**RECORD EXCERPTS**
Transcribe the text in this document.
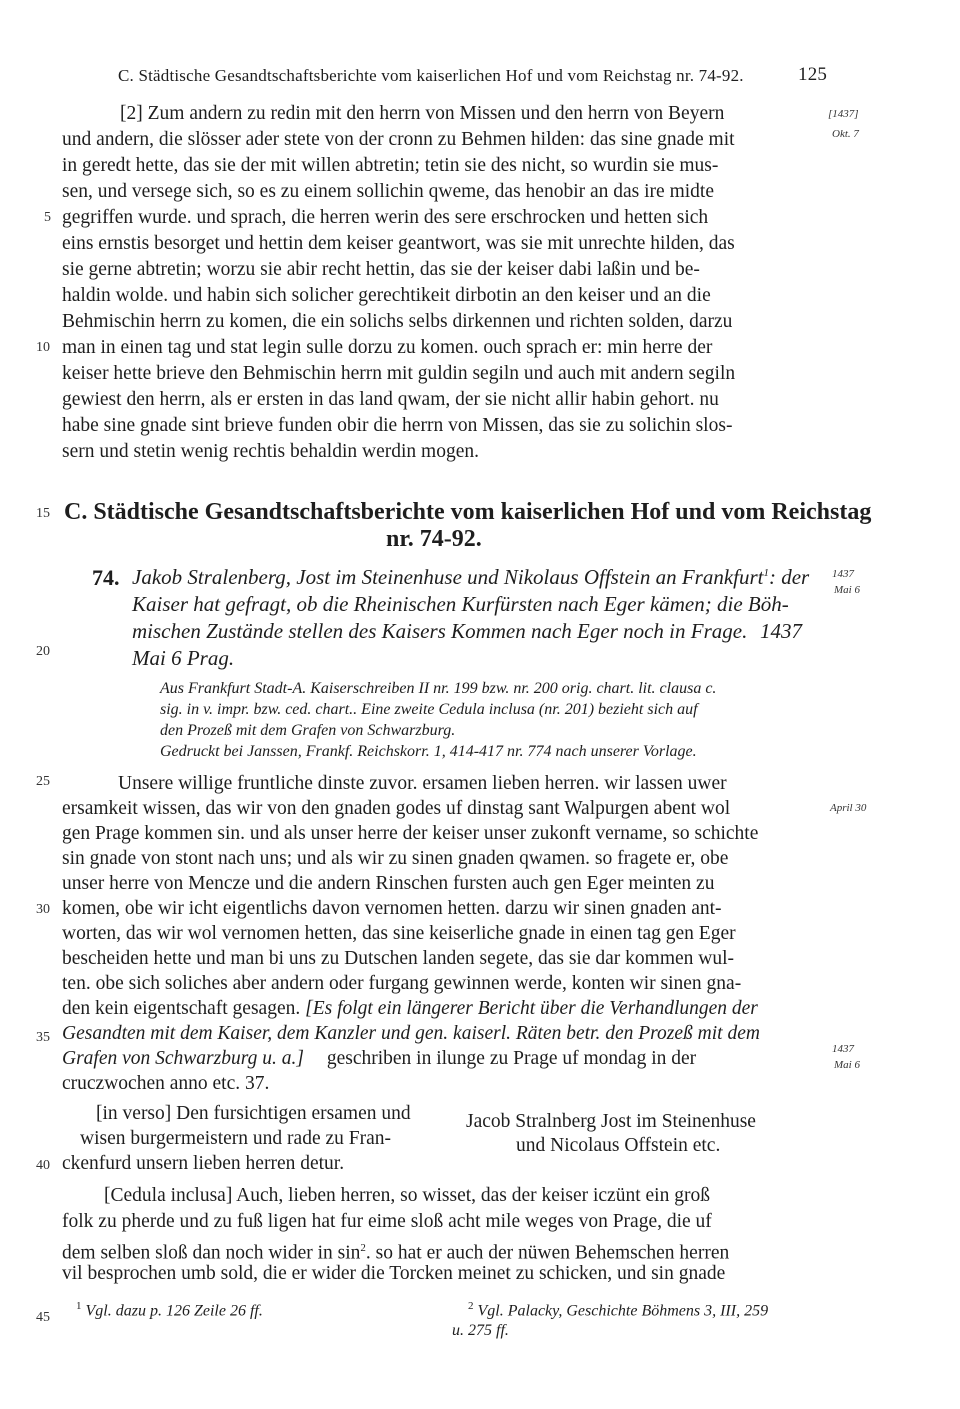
C. Städtische Gesandtschaftsberichte vom kaiserlichen Hof und vom Reichstag nr. 74-92.	125
[1437]
Okt. 7
[2] Zum andern zu redin mit den herrn von Missen und den herrn von Beyern
und andern, die slösser ader stete von der cronn zu Behmen hilden: das sine gnade mit
in geredt hette, das sie der mit willen abtretin; tetin sie des nicht, so wurdin sie mus-
sen, und versege sich, so es zu einem sollichin qweme, das henobir an das ire midte
gegriffen wurde. und sprach, die herren werin des sere erschrocken und hetten sich
eins ernstis besorget und hettin dem keiser geantwort, was sie mit unrechte hilden, das
sie gerne abtretin; worzu sie abir recht hettin, das sie der keiser dabi laßin und be-
haldin wolde. und habin sich solicher gerechtikeit dirbotin an den keiser und an die
Behmischin herrn zu komen, die ein solichs selbs dirkennen und richten solden, darzu
man in einen tag und stat legin sulle dorzu zu komen. ouch sprach er: min herre der
keiser hette brieve den Behmischin herrn mit guldin segiln und auch mit andern segiln
gewiest den herrn, als er ersten in das land qwam, der sie nicht allir habin gehort. nu
habe sine gnade sint brieve funden obir die herrn von Missen, das sie zu solichin slos-
sern und stetin wenig rechtis behaldin werdin mogen.
5
10
15
20
25
30
35
40
45
C. Städtische Gesandtschaftsberichte vom kaiserlichen Hof und vom Reichstag
nr. 74-92.
74. Jakob Stralenberg, Jost im Steinenhuse und Nikolaus Offstein an Frankfurt$^1$: der
Kaiser hat gefragt, ob die Rheinischen Kurfürsten nach Eger kämen; die Böh-
mischen Zustände stellen des Kaisers Kommen nach Eger noch in Frage. 1437
Mai 6 Prag.
1437
Mai 6
Aus Frankfurt Stadt-A. Kaiserschreiben II nr. 199 bzw. nr. 200 orig. chart. lit. clausa c.
sig. in v. impr. bzw. ced. chart.. Eine zweite Cedula inclusa (nr. 201) bezieht sich auf
den Prozeß mit dem Grafen von Schwarzburg.
Gedruckt bei Janssen, Frankf. Reichskorr. 1, 414-417 nr. 774 nach unserer Vorlage.
Unsere willige fruntliche dinste zuvor. ersamen lieben herren. wir lassen uwer
ersamkeit wissen, das wir von den gnaden godes uf dinstag sant Walpurgen abent wol	April 30
gen Prage kommen sin. und als unser herre der keiser unser zukonft vername, so schichte
sin gnade von stont nach uns; und als wir zu sinen gnaden qwamen. so fragete er, obe
unser herre von Mencze und die andern Rinschen fursten auch gen Eger meinten zu
komen, obe wir icht eigentlichs davon vernomen hetten. darzu wir sinen gnaden ant-
worten, das wir wol vernomen hetten, das sine keiserliche gnade in einen tag gen Eger
bescheiden hette und man bi uns zu Dutschen landen segete, das sie dar kommen wul-
ten. obe sich soliches aber andern oder furgang gewinnen werde, konten wir sinen gna-
den kein eigentschaft gesagen. [Es folgt ein längerer Bericht über die Verhandlungen der
Gesandten mit dem Kaiser, dem Kanzler und gen. kaiserl. Räten betr. den Prozeß mit dem
Grafen von Schwarzburg u. a.] geschriben in ilunge zu Prage uf mondag in der	1437
Mai 6
cruczwochen anno etc. 37.
[in verso] Den fursichtigen ersamen und
wisen burgermeistern und rade zu Fran-
ckenfurd unsern lieben herren detur.
Jacob Stralnberg Jost im Steinenhuse
und Nicolaus Offstein etc.
[Cedula inclusa] Auch, lieben herren, so wisset, das der keiser iczünt ein groß
folk zu pherde und zu fuß ligen hat fur eime sloß acht mile weges von Prage, die uf
dem selben sloß dan noch wider in $\sin^2$. so hat er auch der nüwen Behemschen herren
vil besprochen umb sold, die er wider die Torcken meinet zu schicken, und sin gnade
$^1$ Vgl. dazu p. 126 Zeile 26 ff.	$^2$ Vgl. Palacky, Geschichte Böhmens 3, III, 259
u. 275 ff.
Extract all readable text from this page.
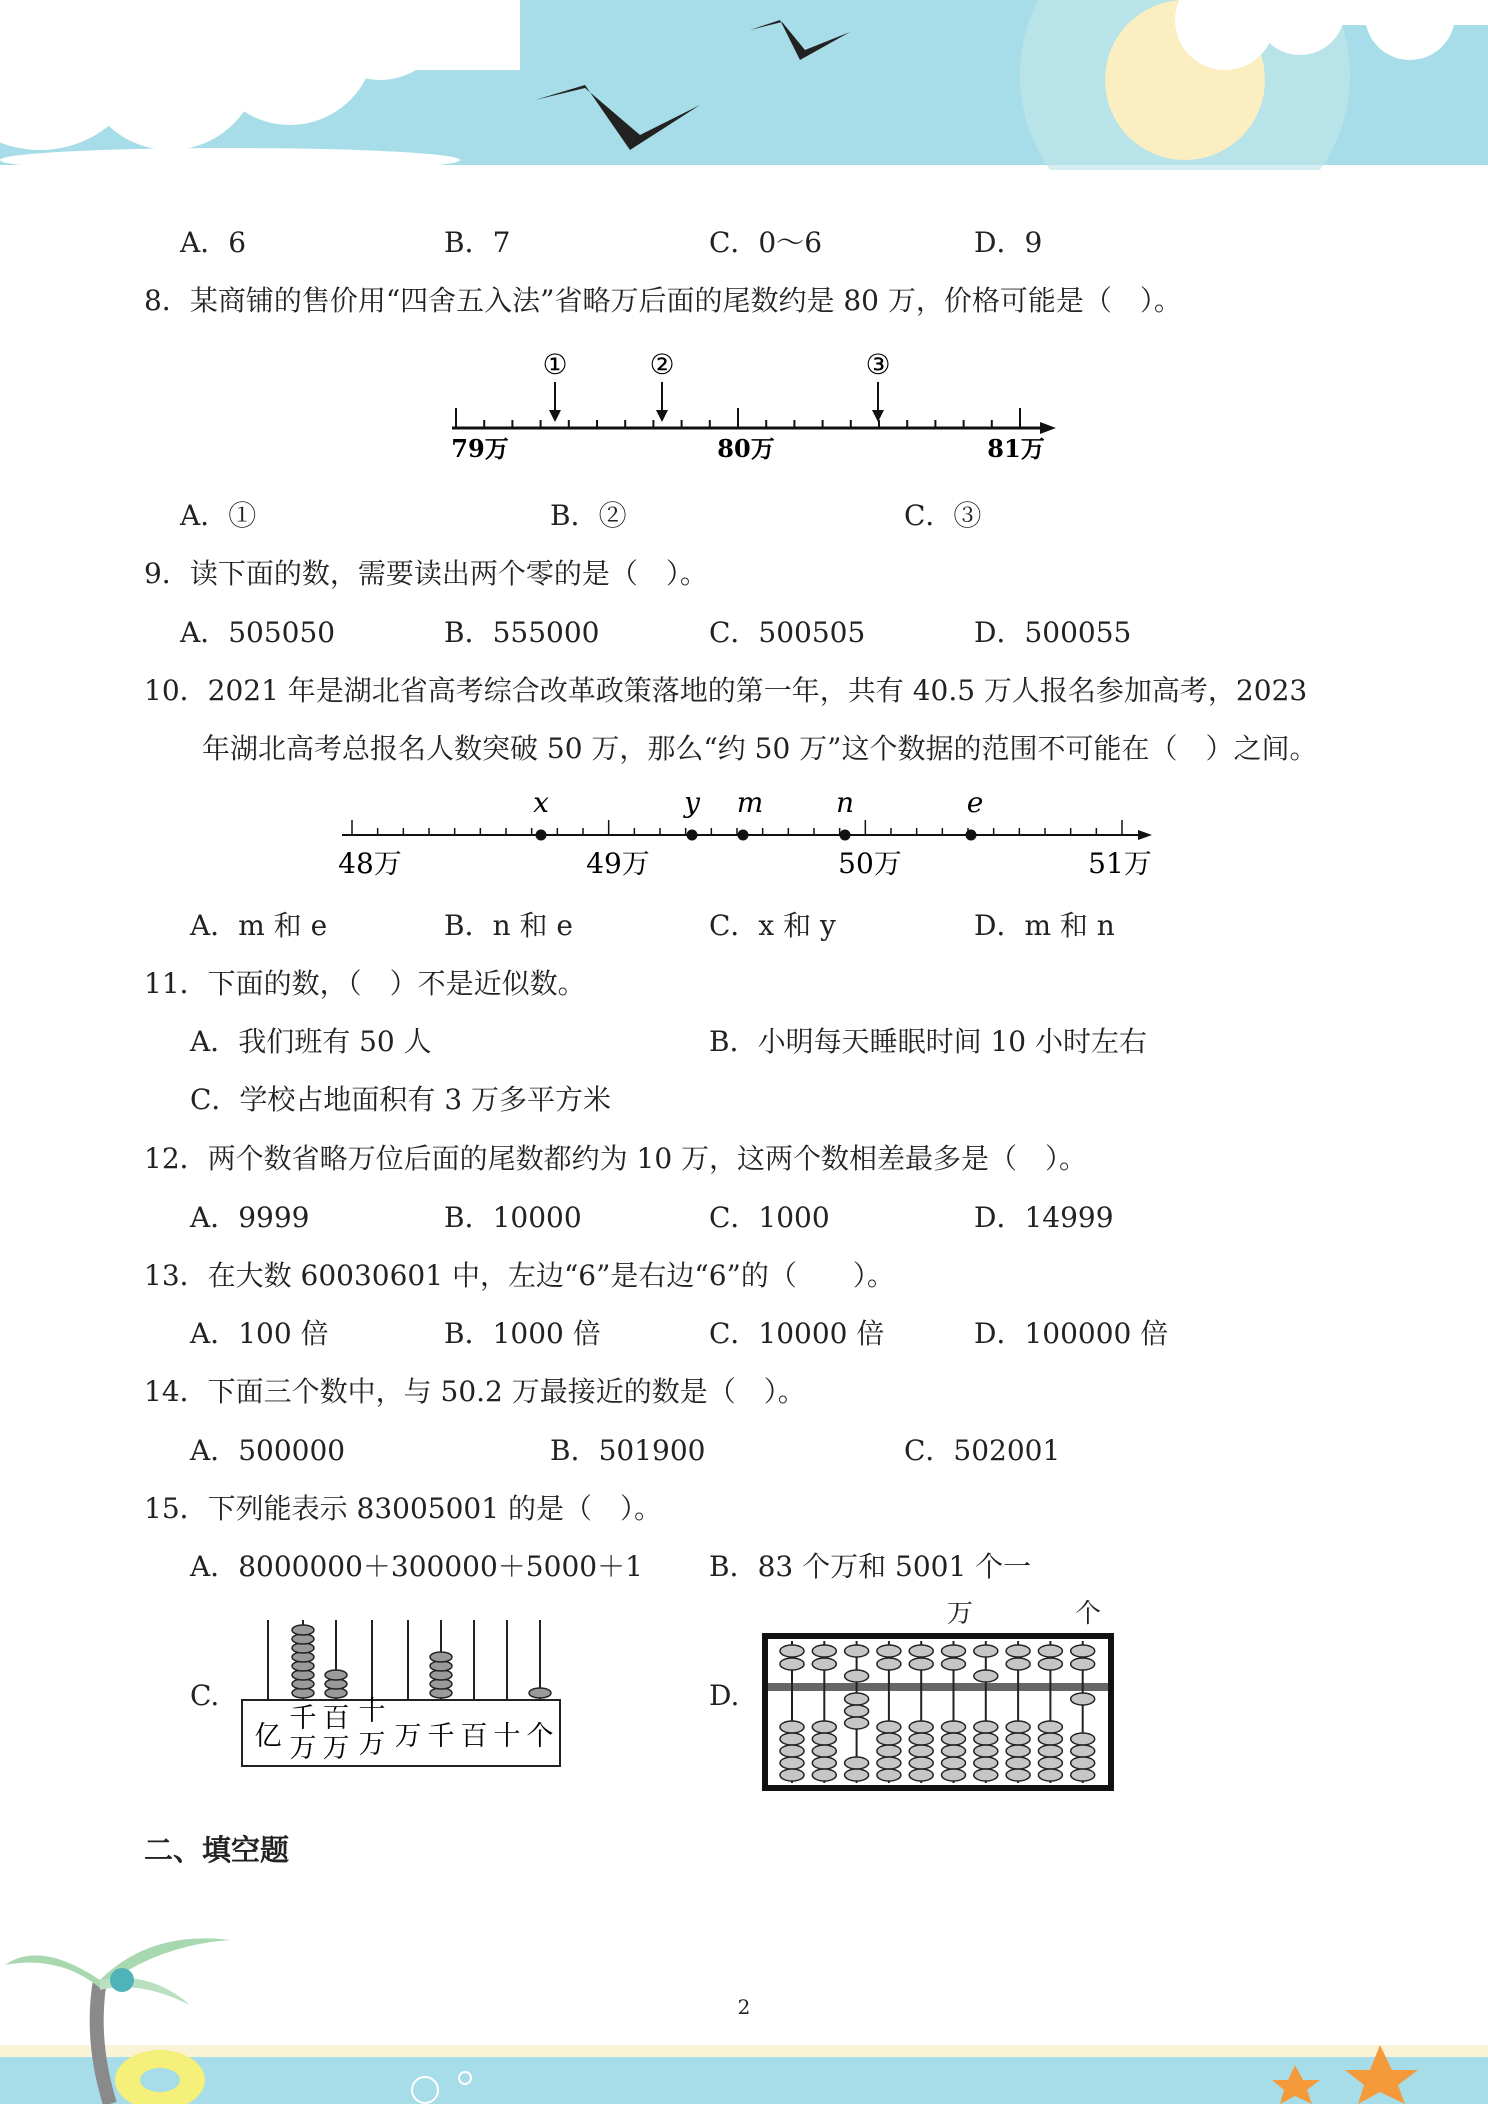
A．6	B．7	C．0～6	D．9
8．某商铺的售价用“四舍五入法”省略万后面的尾数约是 80 万，价格可能是（　）。
①	②	③
79万	80万	81万
A．①	B．②	C．③
9．读下面的数，需要读出两个零的是（　）。
A．505050	B．555000	C．500505	D．500055
10．2021 年是湖北省高考综合改革政策落地的第一年，共有 40.5 万人报名参加高考，2023
年湖北高考总报名人数突破 50 万，那么“约 50 万”这个数据的范围不可能在（　）之间。
x	y m	n	e
48万	49万	50万	51万
A．m 和 e	B．n 和 e	C．x 和 y	D．m 和 n
11．下面的数，（　）不是近似数。
A．我们班有 50 人	B．小明每天睡眠时间 10 小时左右
C．学校占地面积有 3 万多平方米
12．两个数省略万位后面的尾数都约为 10 万，这两个数相差最多是（　）。
A．9999	B．10000	C．1000	D．14999
13．在大数 60030601 中，左边“6”是右边“6”的（　　）。
A．100 倍	B．1000 倍	C．10000 倍	D．100000 倍
14．下面三个数中，与 50.2 万最接近的数是（　）。
A．500000	B．501900	C．502001
15．下列能表示 83005001 的是（　）。
A．8000000＋300000＋5000＋1 B．83 个万和 5001 个一
C.
亿
千
万
百
万
十
万 万 千 百 十 个
D.
万	个
二、填空题
2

**PROBLEM TO SOLVE**
Retype all the records shown above, character for character. Omit every picture.

**REPLY TO THE EXERCISE**
Transcribe the text in this document.
C. Städtische Gesandtschaftsberichte vom kaiserlichen Hof und vom Reichstag nr. 74-92.	125
[1437]
Okt. 7
[2] Zum andern zu redin mit den herrn von Missen und den herrn von Beyern
und andern, die slösser ader stete von der cronn zu Behmen hilden: das sine gnade mit
in geredt hette, das sie der mit willen abtretin; tetin sie des nicht, so wurdin sie mus-
sen, und versege sich, so es zu einem sollichin qweme, das henobir an das ire midte
gegriffen wurde. und sprach, die herren werin des sere erschrocken und hetten sich
eins ernstis besorget und hettin dem keiser geantwort, was sie mit unrechte hilden, das
sie gerne abtretin; worzu sie abir recht hettin, das sie der keiser dabi laßin und be-
haldin wolde. und habin sich solicher gerechtikeit dirbotin an den keiser und an die
Behmischin herrn zu komen, die ein solichs selbs dirkennen und richten solden, darzu
man in einen tag und stat legin sulle dorzu zu komen. ouch sprach er: min herre der
keiser hette brieve den Behmischin herrn mit guldin segiln und auch mit andern segiln
gewiest den herrn, als er ersten in das land qwam, der sie nicht allir habin gehort. nu
habe sine gnade sint brieve funden obir die herrn von Missen, das sie zu solichin slos-
sern und stetin wenig rechtis behaldin werdin mogen.
5
10
15
20
25
30
35
40
45
C. Städtische Gesandtschaftsberichte vom kaiserlichen Hof und vom Reichstag
nr. 74-92.
74. Jakob Stralenberg, Jost im Steinenhuse und Nikolaus Offstein an Frankfurt$^1$: der
Kaiser hat gefragt, ob die Rheinischen Kurfürsten nach Eger kämen; die Böh-
mischen Zustände stellen des Kaisers Kommen nach Eger noch in Frage. 1437
Mai 6 Prag.
1437
Mai 6
Aus Frankfurt Stadt-A. Kaiserschreiben II nr. 199 bzw. nr. 200 orig. chart. lit. clausa c.
sig. in v. impr. bzw. ced. chart.. Eine zweite Cedula inclusa (nr. 201) bezieht sich auf
den Prozeß mit dem Grafen von Schwarzburg.
Gedruckt bei Janssen, Frankf. Reichskorr. 1, 414-417 nr. 774 nach unserer Vorlage.
Unsere willige fruntliche dinste zuvor. ersamen lieben herren. wir lassen uwer
ersamkeit wissen, das wir von den gnaden godes uf dinstag sant Walpurgen abent wol	April 30
gen Prage kommen sin. und als unser herre der keiser unser zukonft vername, so schichte
sin gnade von stont nach uns; und als wir zu sinen gnaden qwamen. so fragete er, obe
unser herre von Mencze und die andern Rinschen fursten auch gen Eger meinten zu
komen, obe wir icht eigentlichs davon vernomen hetten. darzu wir sinen gnaden ant-
worten, das wir wol vernomen hetten, das sine keiserliche gnade in einen tag gen Eger
bescheiden hette und man bi uns zu Dutschen landen segete, das sie dar kommen wul-
ten. obe sich soliches aber andern oder furgang gewinnen werde, konten wir sinen gna-
den kein eigentschaft gesagen. [Es folgt ein längerer Bericht über die Verhandlungen der
Gesandten mit dem Kaiser, dem Kanzler und gen. kaiserl. Räten betr. den Prozeß mit dem
Grafen von Schwarzburg u. a.] geschriben in ilunge zu Prage uf mondag in der	1437
Mai 6
cruczwochen anno etc. 37.
[in verso] Den fursichtigen ersamen und
wisen burgermeistern und rade zu Fran-
ckenfurd unsern lieben herren detur.
Jacob Stralnberg Jost im Steinenhuse
und Nicolaus Offstein etc.
[Cedula inclusa] Auch, lieben herren, so wisset, das der keiser iczünt ein groß
folk zu pherde und zu fuß ligen hat fur eime sloß acht mile weges von Prage, die uf
dem selben sloß dan noch wider in $\sin^2$. so hat er auch der nüwen Behemschen herren
vil besprochen umb sold, die er wider die Torcken meinet zu schicken, und sin gnade
$^1$ Vgl. dazu p. 126 Zeile 26 ff.	$^2$ Vgl. Palacky, Geschichte Böhmens 3, III, 259
u. 275 ff.
Extract all readable text from this page.
A．6	B．7	C．0～6	D．9
8．某商铺的售价用“四舍五入法”省略万后面的尾数约是 80 万，价格可能是（　）。
①	②	③
79万	80万	81万
A．①	B．②	C．③
9．读下面的数，需要读出两个零的是（　）。
A．505050	B．555000	C．500505	D．500055
10．2021 年是湖北省高考综合改革政策落地的第一年，共有 40.5 万人报名参加高考，2023
年湖北高考总报名人数突破 50 万，那么“约 50 万”这个数据的范围不可能在（　）之间。
x	y m	n	e
48万	49万	50万	51万
A．m 和 e	B．n 和 e	C．x 和 y	D．m 和 n
11．下面的数，（　）不是近似数。
A．我们班有 50 人	B．小明每天睡眠时间 10 小时左右
C．学校占地面积有 3 万多平方米
12．两个数省略万位后面的尾数都约为 10 万，这两个数相差最多是（　）。
A．9999	B．10000	C．1000	D．14999
13．在大数 60030601 中，左边“6”是右边“6”的（　　）。
A．100 倍	B．1000 倍	C．10000 倍	D．100000 倍
14．下面三个数中，与 50.2 万最接近的数是（　）。
A．500000	B．501900	C．502001
15．下列能表示 83005001 的是（　）。
A．8000000＋300000＋5000＋1 B．83 个万和 5001 个一
C.
亿
千
万
百
万
十
万 万 千 百 十 个
D.
万	个
二、填空题
2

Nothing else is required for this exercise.